Extracted entries
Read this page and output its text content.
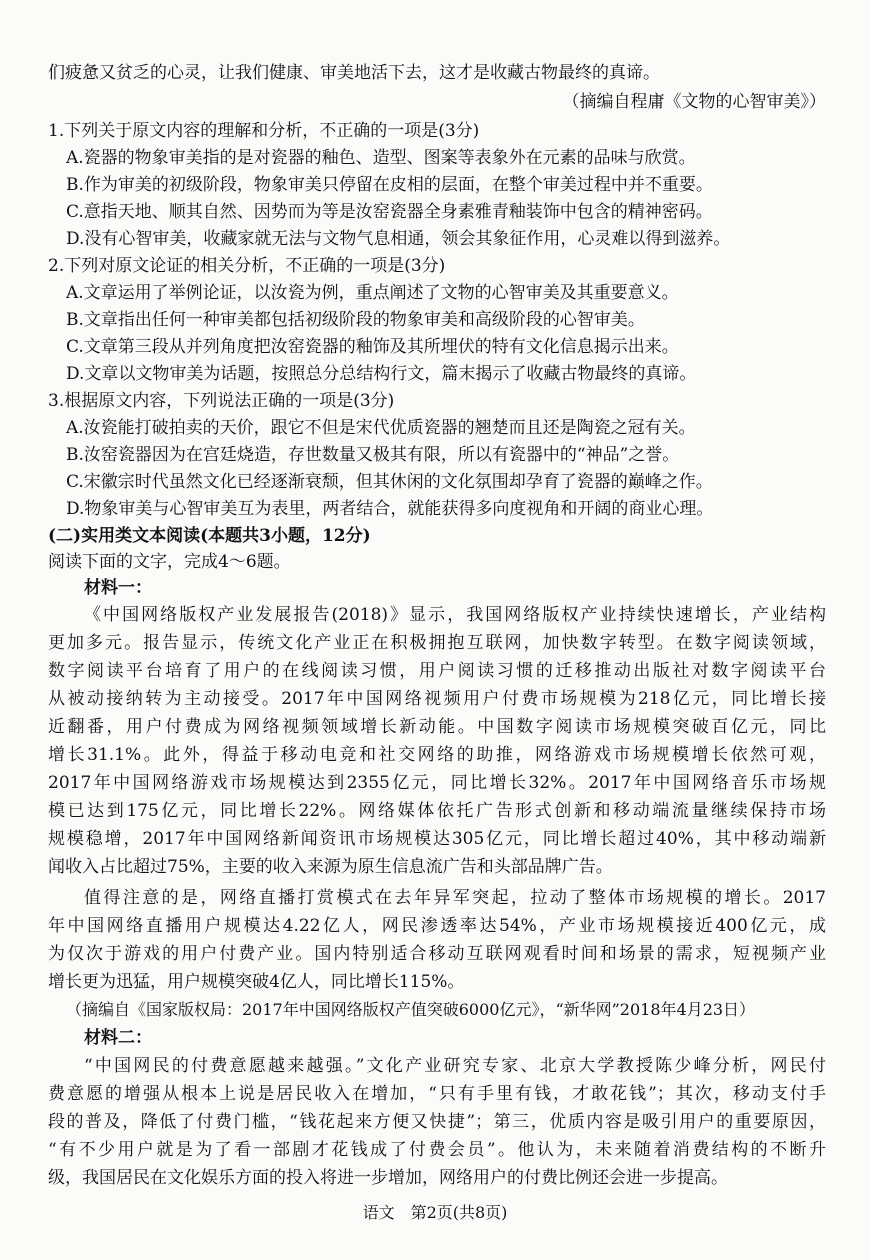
们疲惫又贫乏的心灵，让我们健康、审美地活下去，这才是收藏古物最终的真谛。
（摘编自程庸《文物的心智审美》）
1.下列关于原文内容的理解和分析，不正确的一项是(3分)
A.瓷器的物象审美指的是对瓷器的釉色、造型、图案等表象外在元素的品味与欣赏。
B.作为审美的初级阶段，物象审美只停留在皮相的层面，在整个审美过程中并不重要。
C.意指天地、顺其自然、因势而为等是汝窑瓷器全身素雅青釉装饰中包含的精神密码。
D.没有心智审美，收藏家就无法与文物气息相通，领会其象征作用，心灵难以得到滋养。
2.下列对原文论证的相关分析，不正确的一项是(3分)
A.文章运用了举例论证，以汝瓷为例，重点阐述了文物的心智审美及其重要意义。
B.文章指出任何一种审美都包括初级阶段的物象审美和高级阶段的心智审美。
C.文章第三段从并列角度把汝窑瓷器的釉饰及其所埋伏的特有文化信息揭示出来。
D.文章以文物审美为话题，按照总分总结构行文，篇末揭示了收藏古物最终的真谛。
3.根据原文内容，下列说法正确的一项是(3分)
A.汝瓷能打破拍卖的天价，跟它不但是宋代优质瓷器的翘楚而且还是陶瓷之冠有关。
B.汝窑瓷器因为在宫廷烧造，存世数量又极其有限，所以有瓷器中的“神品”之誉。
C.宋徽宗时代虽然文化已经逐渐衰颓，但其休闲的文化氛围却孕育了瓷器的巅峰之作。
D.物象审美与心智审美互为表里，两者结合，就能获得多向度视角和开阔的商业心理。
(二)实用类文本阅读(本题共3小题，12分)
阅读下面的文字，完成4～6题。
材料一：
《中国网络版权产业发展报告(2018)》显示，我国网络版权产业持续快速增长，产业结构
更加多元。报告显示，传统文化产业正在积极拥抱互联网，加快数字转型。在数字阅读领域，
数字阅读平台培育了用户的在线阅读习惯，用户阅读习惯的迁移推动出版社对数字阅读平台
从被动接纳转为主动接受。2017年中国网络视频用户付费市场规模为218亿元，同比增长接
近翻番，用户付费成为网络视频领域增长新动能。中国数字阅读市场规模突破百亿元，同比
增长31.1%。此外，得益于移动电竞和社交网络的助推，网络游戏市场规模增长依然可观，
2017年中国网络游戏市场规模达到2355亿元，同比增长32%。2017年中国网络音乐市场规
模已达到175亿元，同比增长22%。网络媒体依托广告形式创新和移动端流量继续保持市场
规模稳增，2017年中国网络新闻资讯市场规模达305亿元，同比增长超过40%，其中移动端新
闻收入占比超过75%，主要的收入来源为原生信息流广告和头部品牌广告。
值得注意的是，网络直播打赏模式在去年异军突起，拉动了整体市场规模的增长。2017
年中国网络直播用户规模达4.22亿人，网民渗透率达54%，产业市场规模接近400亿元，成
为仅次于游戏的用户付费产业。国内特别适合移动互联网观看时间和场景的需求，短视频产业
增长更为迅猛，用户规模突破4亿人，同比增长115%。
（摘编自《国家版权局：2017年中国网络版权产值突破6000亿元》，“新华网”2018年4月23日）
材料二：
“中国网民的付费意愿越来越强。”文化产业研究专家、北京大学教授陈少峰分析，网民付
费意愿的增强从根本上说是居民收入在增加，“只有手里有钱，才敢花钱”；其次，移动支付手
段的普及，降低了付费门槛，“钱花起来方便又快捷”；第三，优质内容是吸引用户的重要原因，
“有不少用户就是为了看一部剧才花钱成了付费会员”。他认为，未来随着消费结构的不断升
级，我国居民在文化娱乐方面的投入将进一步增加，网络用户的付费比例还会进一步提高。
语文　第2页(共8页)
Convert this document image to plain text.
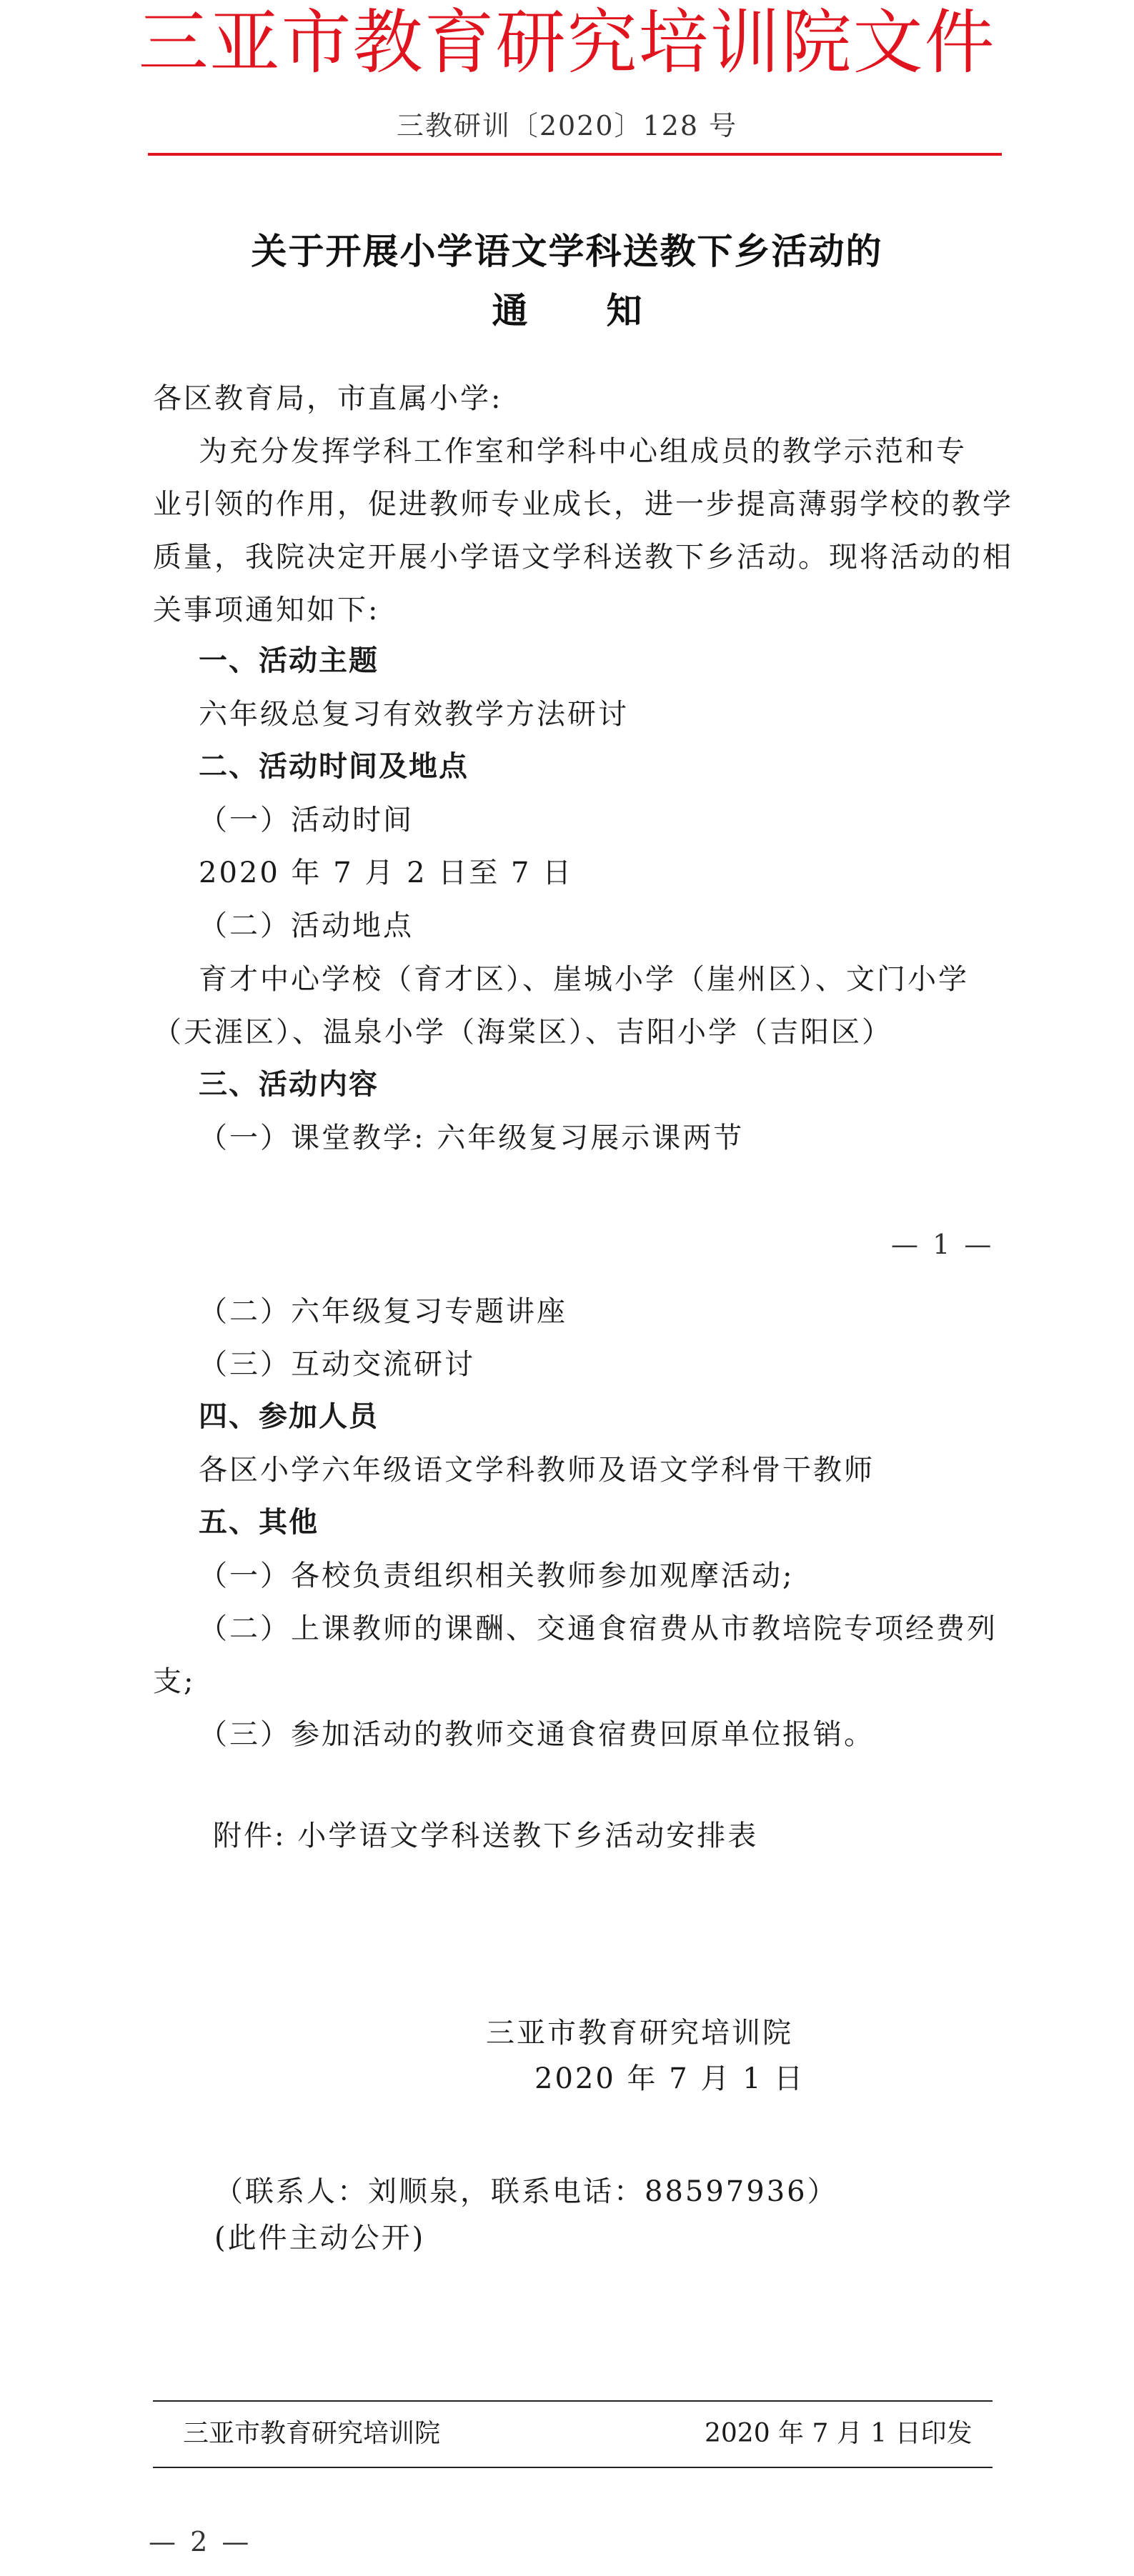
三亚市教育研究培训院文件
三教研训〔2020〕128 号
关于开展小学语文学科送教下乡活动的
通知
各区教育局，市直属小学:
为充分发挥学科工作室和学科中心组成员的教学示范和专
业引领的作用，促进教师专业成长，进一步提高薄弱学校的教学
质量，我院决定开展小学语文学科送教下乡活动。现将活动的相
关事项通知如下:
一、活动主题
六年级总复习有效教学方法研讨
二、活动时间及地点
（一）活动时间
2020 年 7 月 2 日至 7 日
（二）活动地点
育才中心学校（育才区）、崖城小学（崖州区）、文门小学
（天涯区）、温泉小学（海棠区）、吉阳小学（吉阳区）
三、活动内容
（一）课堂教学: 六年级复习展示课两节
— 1 —
（二）六年级复习专题讲座
（三）互动交流研讨
四、参加人员
各区小学六年级语文学科教师及语文学科骨干教师
五、其他
（一）各校负责组织相关教师参加观摩活动;
（二）上课教师的课酬、交通食宿费从市教培院专项经费列
支;
（三）参加活动的教师交通食宿费回原单位报销。
附件: 小学语文学科送教下乡活动安排表
三亚市教育研究培训院
2020 年 7 月 1 日
（联系人：刘顺泉，联系电话：88597936）
(此件主动公开)
三亚市教育研究培训院	2020 年 7 月 1 日印发
— 2 —
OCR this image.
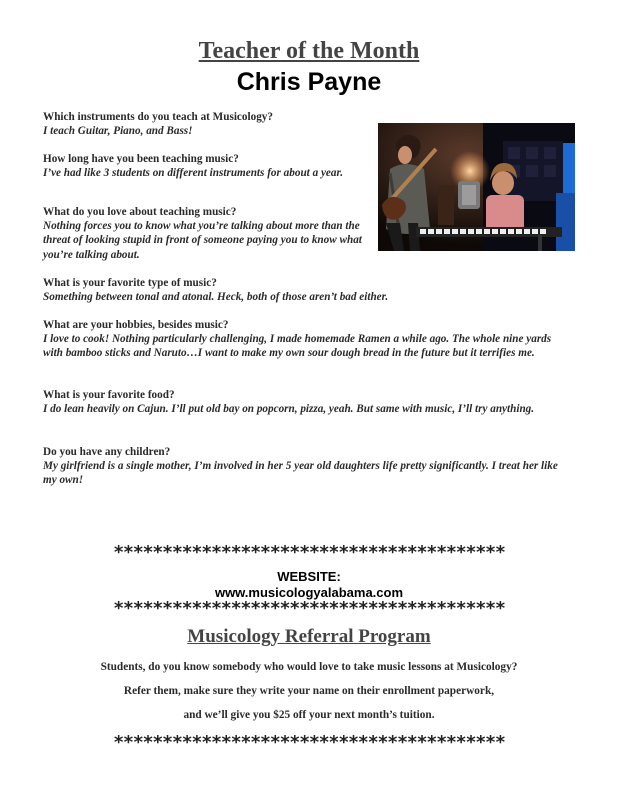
Teacher of the Month
Chris Payne
Which instruments do you teach at Musicology?
I teach Guitar, Piano, and Bass!
How long have you been teaching music?
I’ve had like 3 students on different instruments for about a year.
What do you love about teaching music?
Nothing forces you to know what you’re talking about more than the threat of looking stupid in front of someone paying you to know what you’re talking about.
What is your favorite type of music?
Something between tonal and atonal. Heck, both of those aren’t bad either.
What are your hobbies, besides music?
I love to cook! Nothing particularly challenging, I made homemade Ramen a while ago. The whole nine yards with bamboo sticks and Naruto…I want to make my own sour dough bread in the future but it terrifies me.
What is your favorite food?
I do lean heavily on Cajun. I’ll put old bay on popcorn, pizza, yeah. But same with music, I’ll try anything.
Do you have any children?
My girlfriend is a single mother, I’m involved in her 5 year old daughters life pretty significantly. I treat her like my own!
****************************************
WEBSITE:
www.musicologyalabama.com
****************************************
Musicology Referral Program
Students, do you know somebody who would love to take music lessons at Musicology?
Refer them, make sure they write your name on their enrollment paperwork,
and we’ll give you $25 off your next month’s tuition.
****************************************
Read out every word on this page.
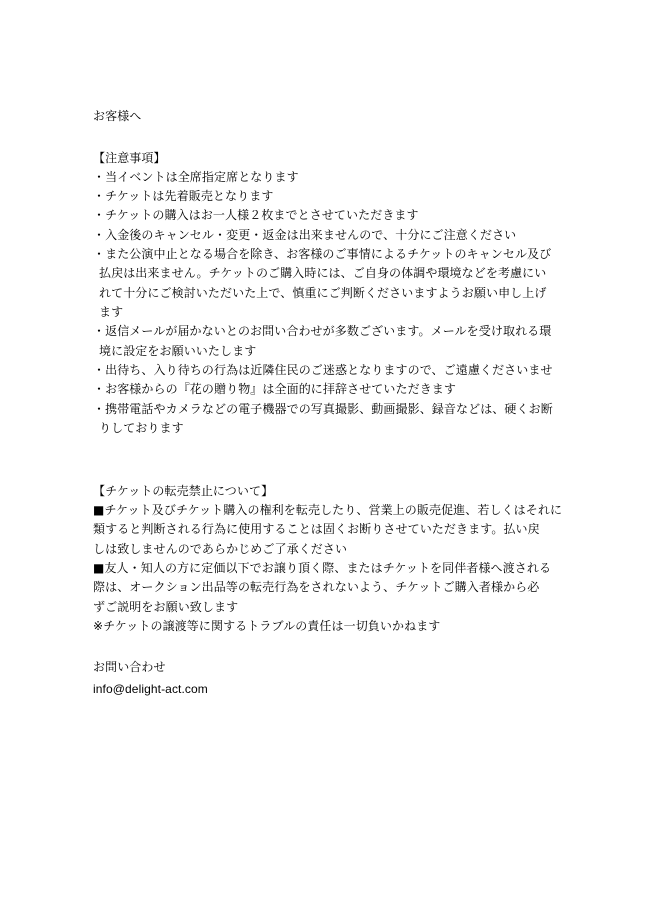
お客様へ
【注意事項】
・当イベントは全席指定席となります
・チケットは先着販売となります
・チケットの購入はお一人様２枚までとさせていただきます
・入金後のキャンセル・変更・返金は出来ませんので、十分にご注意ください
・また公演中止となる場合を除き、お客様のご事情によるチケットのキャンセル及び
払戻は出来ません。チケットのご購入時には、ご自身の体調や環境などを考慮にい
れて十分にご検討いただいた上で、慎重にご判断くださいますようお願い申し上げ
ます
・返信メールが届かないとのお問い合わせが多数ございます。メールを受け取れる環
境に設定をお願いいたします
・出待ち、入り待ちの行為は近隣住民のご迷惑となりますので、ご遠慮くださいませ
・お客様からの『花の贈り物』は全面的に拝辞させていただきます
・携帯電話やカメラなどの電子機器での写真撮影、動画撮影、録音などは、硬くお断
りしております
【チケットの転売禁止について】
■チケット及びチケット購入の権利を転売したり、営業上の販売促進、若しくはそれに
類すると判断される行為に使用することは固くお断りさせていただきます。払い戻
しは致しませんのであらかじめご了承ください
■友人・知人の方に定価以下でお譲り頂く際、またはチケットを同伴者様へ渡される
際は、オークション出品等の転売行為をされないよう、チケットご購入者様から必
ずご説明をお願い致します
※チケットの譲渡等に関するトラブルの責任は一切負いかねます
お問い合わせ
info@delight-act.com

What to work on
Locate the word "know" in the records above, and return each line that has it.

Task output
Nothing forces you to know what you’re talking about more than the threat of looking stupid in front of someone paying you to know what you’re talking about.
Students, do you know somebody who would love to take music lessons at Musicology?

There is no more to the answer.